**Exercise materials**
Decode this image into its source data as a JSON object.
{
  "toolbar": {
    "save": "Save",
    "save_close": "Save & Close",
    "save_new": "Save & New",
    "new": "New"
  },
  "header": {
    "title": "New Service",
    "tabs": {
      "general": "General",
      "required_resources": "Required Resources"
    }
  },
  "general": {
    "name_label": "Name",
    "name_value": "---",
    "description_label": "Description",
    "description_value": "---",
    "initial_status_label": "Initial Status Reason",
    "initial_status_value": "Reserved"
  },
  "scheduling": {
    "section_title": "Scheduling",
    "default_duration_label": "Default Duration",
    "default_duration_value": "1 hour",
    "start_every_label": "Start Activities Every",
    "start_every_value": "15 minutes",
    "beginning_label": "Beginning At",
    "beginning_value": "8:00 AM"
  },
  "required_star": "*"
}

---

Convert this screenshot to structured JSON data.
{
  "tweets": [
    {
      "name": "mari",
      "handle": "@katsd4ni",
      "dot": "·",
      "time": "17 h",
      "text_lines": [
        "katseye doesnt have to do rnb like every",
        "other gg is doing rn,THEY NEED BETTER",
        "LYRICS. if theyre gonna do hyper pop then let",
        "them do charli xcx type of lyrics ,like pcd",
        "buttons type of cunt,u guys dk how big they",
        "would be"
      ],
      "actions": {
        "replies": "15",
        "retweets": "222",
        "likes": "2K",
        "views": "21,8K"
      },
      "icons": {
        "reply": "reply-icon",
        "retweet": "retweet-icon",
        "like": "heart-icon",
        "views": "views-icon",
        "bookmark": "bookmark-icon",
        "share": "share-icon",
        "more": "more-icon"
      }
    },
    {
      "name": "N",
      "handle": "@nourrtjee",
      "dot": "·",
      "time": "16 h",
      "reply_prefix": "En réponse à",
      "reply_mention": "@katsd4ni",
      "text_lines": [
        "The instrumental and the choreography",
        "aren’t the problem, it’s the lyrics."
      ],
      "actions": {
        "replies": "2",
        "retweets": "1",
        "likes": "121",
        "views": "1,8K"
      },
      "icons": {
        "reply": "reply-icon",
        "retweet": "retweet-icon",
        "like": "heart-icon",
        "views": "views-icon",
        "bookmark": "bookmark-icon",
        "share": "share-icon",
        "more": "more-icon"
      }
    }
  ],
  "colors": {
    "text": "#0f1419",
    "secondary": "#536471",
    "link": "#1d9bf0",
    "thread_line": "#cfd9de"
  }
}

**To do**
Copy out all lines where the word "JSON" appears.

**Exercise output**
Decode this image into its source data as a JSON object.
Convert this screenshot to structured JSON data.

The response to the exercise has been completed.